## Document section
········
[VOL-1862] rwCore waits for kafka and KV Store

This commit is a cherry pick into the master branch from the
voltha 2.1 branch of patch https://gerrit.opencord.org/#/c/15030/

Change-Id: I8a306c8b37ad700ef8234466919e0604e14787cd
diff --git a/db/kvstore/client.go b/db/kvstore/client.go
index 937eefe..67c9219 100644
--- a/db/kvstore/client.go
+++ b/db/kvstore/client.go
@@ -77,7 +77,7 @@
 	return evnt
 }
 
-// Client represents the set of APIs  a KV Client must implement
+// Client represents the set of APIs a KV Client must implement
 type Client interface {
 	List(key string, timeout int, lock ...bool) (map[string]*KVPair, error)
 	Get(key string, timeout int, lock ...bool) (*KVPair, error)
@@ -90,6 +90,7 @@
 	Watch(key string) chan *Event
 	AcquireLock(lockName string, timeout int) error
 	ReleaseLock(lockName string) error
+	IsConnectionUp(timeout int) bool // timeout in second
 	CloseWatch(key string, ch chan *Event)
 	Close()
 }
diff --git a/db/kvstore/consulclient.go b/db/kvstore/consulclient.go
index 4b25b5f..c4fa0af 100644
--- a/db/kvstore/consulclient.go
+++ b/db/kvstore/consulclient.go
@@ -63,6 +63,12 @@
 	return &ConsulClient{consul: consul, doneCh: &doneCh, watchedChannelsContext: wChannelsContext, keyReservations: reservations}, nil
 }
 
+// IsConnectionUp returns whether the connection to the Consul KV store is up
+func (c *ConsulClient) IsConnectionUp(timeout int) bool {
+	log.Error("Unimplemented function")
········
## Data listing
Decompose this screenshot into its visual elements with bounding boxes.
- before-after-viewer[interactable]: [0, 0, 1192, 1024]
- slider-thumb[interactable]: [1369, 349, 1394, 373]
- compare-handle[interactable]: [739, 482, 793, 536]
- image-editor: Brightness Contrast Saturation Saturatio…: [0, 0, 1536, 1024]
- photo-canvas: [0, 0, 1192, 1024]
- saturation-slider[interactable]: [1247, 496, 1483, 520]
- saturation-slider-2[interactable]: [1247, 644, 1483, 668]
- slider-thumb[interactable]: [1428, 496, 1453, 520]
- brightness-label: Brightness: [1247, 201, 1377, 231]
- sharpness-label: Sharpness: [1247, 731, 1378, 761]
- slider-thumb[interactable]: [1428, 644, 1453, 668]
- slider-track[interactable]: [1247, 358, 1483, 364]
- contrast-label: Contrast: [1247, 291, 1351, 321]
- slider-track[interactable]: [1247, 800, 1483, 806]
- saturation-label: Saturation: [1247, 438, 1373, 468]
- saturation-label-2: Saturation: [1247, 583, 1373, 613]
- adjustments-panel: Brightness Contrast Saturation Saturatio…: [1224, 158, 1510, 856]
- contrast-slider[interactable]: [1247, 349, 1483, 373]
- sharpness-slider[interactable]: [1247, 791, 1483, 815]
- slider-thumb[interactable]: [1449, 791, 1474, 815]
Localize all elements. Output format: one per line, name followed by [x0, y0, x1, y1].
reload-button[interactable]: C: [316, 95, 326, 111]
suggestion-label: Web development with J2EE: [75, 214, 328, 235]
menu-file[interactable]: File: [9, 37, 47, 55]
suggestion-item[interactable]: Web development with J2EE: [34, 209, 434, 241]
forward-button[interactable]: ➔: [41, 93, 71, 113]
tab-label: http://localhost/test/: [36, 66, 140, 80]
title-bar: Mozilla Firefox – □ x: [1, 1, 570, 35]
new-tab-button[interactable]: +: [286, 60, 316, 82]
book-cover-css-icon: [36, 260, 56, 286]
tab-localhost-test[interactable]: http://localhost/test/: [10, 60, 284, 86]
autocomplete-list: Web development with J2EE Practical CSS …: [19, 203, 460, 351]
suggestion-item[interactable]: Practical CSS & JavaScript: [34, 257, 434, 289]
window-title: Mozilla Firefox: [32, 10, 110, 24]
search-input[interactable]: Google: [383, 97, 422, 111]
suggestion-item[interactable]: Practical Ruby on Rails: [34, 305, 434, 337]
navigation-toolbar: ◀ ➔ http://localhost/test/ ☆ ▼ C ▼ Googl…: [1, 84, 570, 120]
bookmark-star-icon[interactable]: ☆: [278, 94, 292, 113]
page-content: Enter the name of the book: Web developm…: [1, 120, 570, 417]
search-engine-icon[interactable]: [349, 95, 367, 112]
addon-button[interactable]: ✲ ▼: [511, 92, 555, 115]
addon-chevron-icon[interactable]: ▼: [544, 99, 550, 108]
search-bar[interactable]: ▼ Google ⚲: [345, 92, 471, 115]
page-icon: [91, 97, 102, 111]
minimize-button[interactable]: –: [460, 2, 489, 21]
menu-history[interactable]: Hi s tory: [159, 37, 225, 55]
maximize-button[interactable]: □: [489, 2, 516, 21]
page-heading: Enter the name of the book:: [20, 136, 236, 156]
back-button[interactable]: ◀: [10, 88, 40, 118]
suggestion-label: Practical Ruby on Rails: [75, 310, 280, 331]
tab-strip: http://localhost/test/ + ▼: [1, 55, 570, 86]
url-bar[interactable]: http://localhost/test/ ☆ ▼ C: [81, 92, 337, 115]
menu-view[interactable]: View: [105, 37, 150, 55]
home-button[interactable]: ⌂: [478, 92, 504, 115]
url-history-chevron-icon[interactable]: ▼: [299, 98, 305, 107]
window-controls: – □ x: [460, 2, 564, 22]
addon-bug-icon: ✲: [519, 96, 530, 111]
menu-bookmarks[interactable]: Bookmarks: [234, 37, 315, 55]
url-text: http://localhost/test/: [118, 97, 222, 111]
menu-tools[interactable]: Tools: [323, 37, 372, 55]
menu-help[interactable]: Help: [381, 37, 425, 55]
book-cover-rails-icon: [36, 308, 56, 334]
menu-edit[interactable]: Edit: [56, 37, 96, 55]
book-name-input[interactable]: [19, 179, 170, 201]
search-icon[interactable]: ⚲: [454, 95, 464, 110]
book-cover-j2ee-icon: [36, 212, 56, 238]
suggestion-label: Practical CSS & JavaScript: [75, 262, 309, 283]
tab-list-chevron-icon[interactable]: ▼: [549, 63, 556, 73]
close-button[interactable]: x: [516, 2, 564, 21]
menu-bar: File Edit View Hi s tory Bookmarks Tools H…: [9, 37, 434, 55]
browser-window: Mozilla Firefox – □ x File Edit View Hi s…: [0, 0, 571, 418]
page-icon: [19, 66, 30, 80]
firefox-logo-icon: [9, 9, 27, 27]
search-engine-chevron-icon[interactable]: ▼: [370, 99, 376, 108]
········
## Parts of the exercise
a. According to the VOL-1862 commit message, from which branch was this change cherry-picked into master?
b. Extend the VOL-1862 commit diff, picking up right after its final line.

## Answers to each task
a. The voltha 2.1 branch.

b.
+	return false
+}
+
 // List returns an array of key-value pairs with key as a prefix.  Timeout defines how long the function will
 // wait for a response
 func (c *ConsulClient) List(key string, timeout int, lock ...bool) (map[string]*KVPair, error) {
diff --git a/db/kvstore/etcdclient.go b/db/kvstore/etcdclient.go
index 7f6940a..f19f365 100644
--- a/db/kvstore/etcdclient.go
+++ b/db/kvstore/etcdclient.go
@@ -59,6 +59,16 @@
 		lockToSessionMap: lockSessionMap}, nil
 }
 
+// IsConnectionUp returns whether the connection to the Etcd KV store is up.  If a timeout occurs then
+// it is assumed the connection is down or unreachable.
+func (c *EtcdClient) IsConnectionUp(timeout int) bool {
+	// Let's try to get a non existent key.  If the connection is up then there will be no error returned.
+	if _, err := c.Get("non-existent-key", timeout); err != nil {
+		return false
+	}
+	return true
+}
+
 // List returns an array of key-value pairs with key as a prefix.  Timeout defines how long the function will
 // wait for a response
 func (c *EtcdClient) List(key string, timeout int, lock ...bool) (map[string]*KVPair, error) {
diff --git a/db/model/node.go b/db/model/node.go
index fcd3b5f..c9815fa 100644
--- a/db/model/node.go
+++ b/db/model/node.go
@@ -457,7 +457,7 @@
 	n.mutex.Lock()
 	defer n.mutex.Unlock()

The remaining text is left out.